#### [Extracted material]
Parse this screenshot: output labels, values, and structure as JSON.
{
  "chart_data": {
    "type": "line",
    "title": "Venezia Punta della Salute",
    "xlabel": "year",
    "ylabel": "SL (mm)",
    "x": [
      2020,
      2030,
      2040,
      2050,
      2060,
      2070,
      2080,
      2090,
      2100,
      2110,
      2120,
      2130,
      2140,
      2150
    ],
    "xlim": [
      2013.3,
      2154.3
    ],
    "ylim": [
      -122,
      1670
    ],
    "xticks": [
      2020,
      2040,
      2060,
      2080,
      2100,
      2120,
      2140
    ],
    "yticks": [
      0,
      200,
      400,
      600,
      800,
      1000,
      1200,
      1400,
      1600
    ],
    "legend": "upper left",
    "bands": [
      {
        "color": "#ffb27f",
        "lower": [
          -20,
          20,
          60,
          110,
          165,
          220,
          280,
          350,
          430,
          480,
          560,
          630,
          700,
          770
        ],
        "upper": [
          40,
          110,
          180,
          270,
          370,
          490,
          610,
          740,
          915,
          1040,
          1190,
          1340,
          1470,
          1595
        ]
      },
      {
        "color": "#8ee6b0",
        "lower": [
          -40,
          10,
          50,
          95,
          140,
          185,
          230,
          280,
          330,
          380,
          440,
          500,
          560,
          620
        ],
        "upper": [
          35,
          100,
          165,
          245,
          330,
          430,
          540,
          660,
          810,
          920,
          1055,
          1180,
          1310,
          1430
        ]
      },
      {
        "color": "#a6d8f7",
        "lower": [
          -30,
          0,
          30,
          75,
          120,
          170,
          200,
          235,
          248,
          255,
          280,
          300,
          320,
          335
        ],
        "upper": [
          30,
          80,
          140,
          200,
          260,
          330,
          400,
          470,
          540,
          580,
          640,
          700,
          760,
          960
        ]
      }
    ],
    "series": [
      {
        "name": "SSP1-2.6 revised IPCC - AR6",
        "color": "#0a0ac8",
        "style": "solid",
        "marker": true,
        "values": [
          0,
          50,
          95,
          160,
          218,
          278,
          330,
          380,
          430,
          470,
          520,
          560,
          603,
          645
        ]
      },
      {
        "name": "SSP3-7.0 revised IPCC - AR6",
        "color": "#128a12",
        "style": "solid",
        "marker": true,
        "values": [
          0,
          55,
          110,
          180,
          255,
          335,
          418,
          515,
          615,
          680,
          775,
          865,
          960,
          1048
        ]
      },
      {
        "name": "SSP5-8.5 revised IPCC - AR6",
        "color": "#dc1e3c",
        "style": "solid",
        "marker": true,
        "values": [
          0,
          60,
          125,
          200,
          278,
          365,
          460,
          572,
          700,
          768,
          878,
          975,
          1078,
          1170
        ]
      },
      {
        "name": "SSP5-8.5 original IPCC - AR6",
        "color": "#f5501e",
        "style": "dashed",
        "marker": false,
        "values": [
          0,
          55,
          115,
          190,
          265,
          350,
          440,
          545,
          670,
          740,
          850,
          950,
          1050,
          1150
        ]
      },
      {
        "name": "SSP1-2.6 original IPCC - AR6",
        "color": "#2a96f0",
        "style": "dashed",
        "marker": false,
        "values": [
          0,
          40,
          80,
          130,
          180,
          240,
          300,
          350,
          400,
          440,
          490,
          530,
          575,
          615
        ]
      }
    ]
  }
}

#### [Task instructions]
Retype all of the material, keeping each line exact.

#### [Full solution]
Parse this screenshot: output labels, values, and structure as JSON.
{
  "chart_data": {
    "type": "line",
    "title": "Venezia Punta della Salute",
    "xlabel": "year",
    "ylabel": "SL (mm)",
    "x": [
      2020,
      2030,
      2040,
      2050,
      2060,
      2070,
      2080,
      2090,
      2100,
      2110,
      2120,
      2130,
      2140,
      2150
    ],
    "xlim": [
      2013.3,
      2154.3
    ],
    "ylim": [
      -122,
      1670
    ],
    "xticks": [
      2020,
      2040,
      2060,
      2080,
      2100,
      2120,
      2140
    ],
    "yticks": [
      0,
      200,
      400,
      600,
      800,
      1000,
      1200,
      1400,
      1600
    ],
    "legend": "upper left",
    "bands": [
      {
        "color": "#ffb27f",
        "lower": [
          -20,
          20,
          60,
          110,
          165,
          220,
          280,
          350,
          430,
          480,
          560,
          630,
          700,
          770
        ],
        "upper": [
          40,
          110,
          180,
          270,
          370,
          490,
          610,
          740,
          915,
          1040,
          1190,
          1340,
          1470,
          1595
        ]
      },
      {
        "color": "#8ee6b0",
        "lower": [
          -40,
          10,
          50,
          95,
          140,
          185,
          230,
          280,
          330,
          380,
          440,
          500,
          560,
          620
        ],
        "upper": [
          35,
          100,
          165,
          245,
          330,
          430,
          540,
          660,
          810,
          920,
          1055,
          1180,
          1310,
          1430
        ]
      },
      {
        "color": "#a6d8f7",
        "lower": [
          -30,
          0,
          30,
          75,
          120,
          170,
          200,
          235,
          248,
          255,
          280,
          300,
          320,
          335
        ],
        "upper": [
          30,
          80,
          140,
          200,
          260,
          330,
          400,
          470,
          540,
          580,
          640,
          700,
          760,
          960
        ]
      }
    ],
    "series": [
      {
        "name": "SSP1-2.6 revised IPCC - AR6",
        "color": "#0a0ac8",
        "style": "solid",
        "marker": true,
        "values": [
          0,
          50,
          95,
          160,
          218,
          278,
          330,
          380,
          430,
          470,
          520,
          560,
          603,
          645
        ]
      },
      {
        "name": "SSP3-7.0 revised IPCC - AR6",
        "color": "#128a12",
        "style": "solid",
        "marker": true,
        "values": [
          0,
          55,
          110,
          180,
          255,
          335,
          418,
          515,
          615,
          680,
          775,
          865,
          960,
          1048
        ]
      },
      {
        "name": "SSP5-8.5 revised IPCC - AR6",
        "color": "#dc1e3c",
        "style": "solid",
        "marker": true,
        "values": [
          0,
          60,
          125,
          200,
          278,
          365,
          460,
          572,
          700,
          768,
          878,
          975,
          1078,
          1170
        ]
      },
      {
        "name": "SSP5-8.5 original IPCC - AR6",
        "color": "#f5501e",
        "style": "dashed",
        "marker": false,
        "values": [
          0,
          55,
          115,
          190,
          265,
          350,
          440,
          545,
          670,
          740,
          850,
          950,
          1050,
          1150
        ]
      },
      {
        "name": "SSP1-2.6 original IPCC - AR6",
        "color": "#2a96f0",
        "style": "dashed",
        "marker": false,
        "values": [
          0,
          40,
          80,
          130,
          180,
          240,
          300,
          350,
          400,
          440,
          490,
          530,
          575,
          615
        ]
      }
    ]
  }
}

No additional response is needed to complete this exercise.